• **TASK REQUIREMENTS**
Copy all lines that contain the word "text".

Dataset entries
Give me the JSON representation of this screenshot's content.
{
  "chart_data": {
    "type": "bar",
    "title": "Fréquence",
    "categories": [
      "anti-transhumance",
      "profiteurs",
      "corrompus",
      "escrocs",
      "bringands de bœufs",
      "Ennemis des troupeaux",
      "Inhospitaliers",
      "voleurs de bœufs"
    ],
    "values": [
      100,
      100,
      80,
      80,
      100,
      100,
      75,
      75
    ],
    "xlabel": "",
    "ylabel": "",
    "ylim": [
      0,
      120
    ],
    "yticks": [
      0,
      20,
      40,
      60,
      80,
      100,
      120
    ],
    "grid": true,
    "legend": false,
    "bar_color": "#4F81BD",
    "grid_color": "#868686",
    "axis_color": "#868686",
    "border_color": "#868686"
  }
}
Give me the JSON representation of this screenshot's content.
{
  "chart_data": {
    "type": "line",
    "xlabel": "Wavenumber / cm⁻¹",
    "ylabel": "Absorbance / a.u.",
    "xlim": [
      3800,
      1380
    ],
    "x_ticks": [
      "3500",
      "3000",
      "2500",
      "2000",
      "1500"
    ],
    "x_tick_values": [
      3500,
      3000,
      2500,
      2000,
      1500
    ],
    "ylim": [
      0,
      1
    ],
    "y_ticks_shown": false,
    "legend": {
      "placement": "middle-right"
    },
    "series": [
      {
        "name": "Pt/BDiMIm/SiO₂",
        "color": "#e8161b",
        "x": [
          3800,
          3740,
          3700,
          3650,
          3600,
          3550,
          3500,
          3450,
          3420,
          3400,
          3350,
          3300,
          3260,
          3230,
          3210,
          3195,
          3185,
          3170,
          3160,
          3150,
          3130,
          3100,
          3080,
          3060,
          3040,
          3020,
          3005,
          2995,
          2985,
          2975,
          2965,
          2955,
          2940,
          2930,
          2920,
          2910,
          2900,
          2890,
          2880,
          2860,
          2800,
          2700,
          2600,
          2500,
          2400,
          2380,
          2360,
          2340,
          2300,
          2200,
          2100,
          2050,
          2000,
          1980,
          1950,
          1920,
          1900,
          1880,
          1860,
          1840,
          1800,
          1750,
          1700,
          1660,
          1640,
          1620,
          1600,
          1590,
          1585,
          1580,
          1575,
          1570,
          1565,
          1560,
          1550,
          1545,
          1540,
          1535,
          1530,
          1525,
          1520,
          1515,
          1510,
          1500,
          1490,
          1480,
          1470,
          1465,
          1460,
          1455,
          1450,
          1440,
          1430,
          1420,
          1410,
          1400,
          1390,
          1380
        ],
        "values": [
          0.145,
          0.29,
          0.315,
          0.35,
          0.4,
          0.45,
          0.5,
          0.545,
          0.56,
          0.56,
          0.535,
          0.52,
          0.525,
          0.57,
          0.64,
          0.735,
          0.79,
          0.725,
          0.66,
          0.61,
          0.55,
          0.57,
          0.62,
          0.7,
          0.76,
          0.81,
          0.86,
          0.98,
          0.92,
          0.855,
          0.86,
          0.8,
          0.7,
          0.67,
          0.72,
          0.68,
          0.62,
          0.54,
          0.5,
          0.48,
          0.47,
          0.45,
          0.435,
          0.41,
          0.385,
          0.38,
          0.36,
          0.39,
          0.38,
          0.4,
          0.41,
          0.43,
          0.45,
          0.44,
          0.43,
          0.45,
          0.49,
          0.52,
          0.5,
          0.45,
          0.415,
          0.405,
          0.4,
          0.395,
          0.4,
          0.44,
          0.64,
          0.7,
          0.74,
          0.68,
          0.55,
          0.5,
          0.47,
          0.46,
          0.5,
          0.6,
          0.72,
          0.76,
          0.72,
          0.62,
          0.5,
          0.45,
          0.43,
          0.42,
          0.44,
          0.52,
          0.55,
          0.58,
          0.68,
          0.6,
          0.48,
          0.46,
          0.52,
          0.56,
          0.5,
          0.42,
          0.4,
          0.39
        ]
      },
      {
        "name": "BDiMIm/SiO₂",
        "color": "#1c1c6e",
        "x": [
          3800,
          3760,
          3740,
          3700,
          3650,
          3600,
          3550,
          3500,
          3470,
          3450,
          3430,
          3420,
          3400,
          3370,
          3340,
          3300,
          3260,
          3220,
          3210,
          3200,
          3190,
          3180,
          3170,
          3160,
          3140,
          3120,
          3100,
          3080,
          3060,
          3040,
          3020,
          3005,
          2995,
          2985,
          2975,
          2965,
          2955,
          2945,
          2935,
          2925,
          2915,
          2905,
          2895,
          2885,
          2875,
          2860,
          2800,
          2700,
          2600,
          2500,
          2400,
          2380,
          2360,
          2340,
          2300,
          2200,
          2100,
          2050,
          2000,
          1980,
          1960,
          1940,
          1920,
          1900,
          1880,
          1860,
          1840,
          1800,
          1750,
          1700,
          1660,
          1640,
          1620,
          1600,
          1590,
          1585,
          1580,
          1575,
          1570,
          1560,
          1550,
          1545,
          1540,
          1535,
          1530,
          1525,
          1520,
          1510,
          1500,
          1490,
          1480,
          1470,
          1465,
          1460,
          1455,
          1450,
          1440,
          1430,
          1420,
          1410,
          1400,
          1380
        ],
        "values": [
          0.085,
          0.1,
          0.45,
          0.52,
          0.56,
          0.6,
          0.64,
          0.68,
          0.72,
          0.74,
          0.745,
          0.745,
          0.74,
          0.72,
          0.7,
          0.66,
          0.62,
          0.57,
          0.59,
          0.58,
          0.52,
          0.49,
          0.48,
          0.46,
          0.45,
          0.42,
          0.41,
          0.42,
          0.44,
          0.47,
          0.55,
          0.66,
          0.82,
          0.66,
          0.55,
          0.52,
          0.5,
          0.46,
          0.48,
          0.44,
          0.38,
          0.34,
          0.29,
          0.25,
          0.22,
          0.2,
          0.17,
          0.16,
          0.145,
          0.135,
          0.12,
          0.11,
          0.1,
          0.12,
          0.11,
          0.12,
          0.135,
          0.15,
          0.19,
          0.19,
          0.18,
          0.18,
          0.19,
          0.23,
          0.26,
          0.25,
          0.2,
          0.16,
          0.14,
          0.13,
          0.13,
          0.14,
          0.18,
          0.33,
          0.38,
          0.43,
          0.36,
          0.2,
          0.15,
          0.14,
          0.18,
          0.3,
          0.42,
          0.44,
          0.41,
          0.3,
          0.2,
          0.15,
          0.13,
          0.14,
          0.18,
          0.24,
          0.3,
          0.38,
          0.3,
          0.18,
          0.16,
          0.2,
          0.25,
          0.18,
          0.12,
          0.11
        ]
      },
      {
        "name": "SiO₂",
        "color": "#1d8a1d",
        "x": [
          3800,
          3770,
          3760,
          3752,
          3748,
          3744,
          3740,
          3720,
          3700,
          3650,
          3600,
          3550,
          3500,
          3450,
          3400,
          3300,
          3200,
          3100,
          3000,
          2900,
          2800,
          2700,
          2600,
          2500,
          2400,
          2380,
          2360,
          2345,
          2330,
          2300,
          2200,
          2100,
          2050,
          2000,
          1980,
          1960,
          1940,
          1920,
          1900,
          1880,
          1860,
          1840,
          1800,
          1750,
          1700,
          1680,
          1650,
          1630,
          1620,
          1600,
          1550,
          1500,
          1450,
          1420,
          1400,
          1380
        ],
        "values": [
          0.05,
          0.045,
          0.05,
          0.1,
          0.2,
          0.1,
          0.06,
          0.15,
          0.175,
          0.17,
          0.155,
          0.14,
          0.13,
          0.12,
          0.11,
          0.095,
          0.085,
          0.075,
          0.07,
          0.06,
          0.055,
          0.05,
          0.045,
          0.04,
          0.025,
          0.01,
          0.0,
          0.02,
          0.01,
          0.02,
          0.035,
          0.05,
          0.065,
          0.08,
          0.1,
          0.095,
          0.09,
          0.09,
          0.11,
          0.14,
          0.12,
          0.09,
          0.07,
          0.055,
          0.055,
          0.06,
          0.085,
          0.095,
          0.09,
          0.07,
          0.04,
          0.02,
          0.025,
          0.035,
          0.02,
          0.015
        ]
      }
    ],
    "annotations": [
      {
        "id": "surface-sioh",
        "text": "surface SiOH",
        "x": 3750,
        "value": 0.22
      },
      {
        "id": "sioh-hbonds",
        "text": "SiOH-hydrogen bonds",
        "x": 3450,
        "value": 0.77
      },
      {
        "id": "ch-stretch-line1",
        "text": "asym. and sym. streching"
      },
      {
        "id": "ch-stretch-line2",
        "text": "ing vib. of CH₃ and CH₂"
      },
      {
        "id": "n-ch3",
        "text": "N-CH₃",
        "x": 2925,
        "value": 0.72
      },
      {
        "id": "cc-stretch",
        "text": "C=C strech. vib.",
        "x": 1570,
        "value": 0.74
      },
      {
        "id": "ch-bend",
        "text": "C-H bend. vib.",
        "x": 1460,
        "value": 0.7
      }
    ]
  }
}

• **CORRECT ANSWER**
        "text": "surface SiOH",
        "text": "SiOH-hydrogen bonds",
        "text": "asym. and sym. streching"
        "text": "ing vib. of CH₃ and CH₂"
        "text": "N-CH₃",
        "text": "C=C strech. vib.",
        "text": "C-H bend. vib.",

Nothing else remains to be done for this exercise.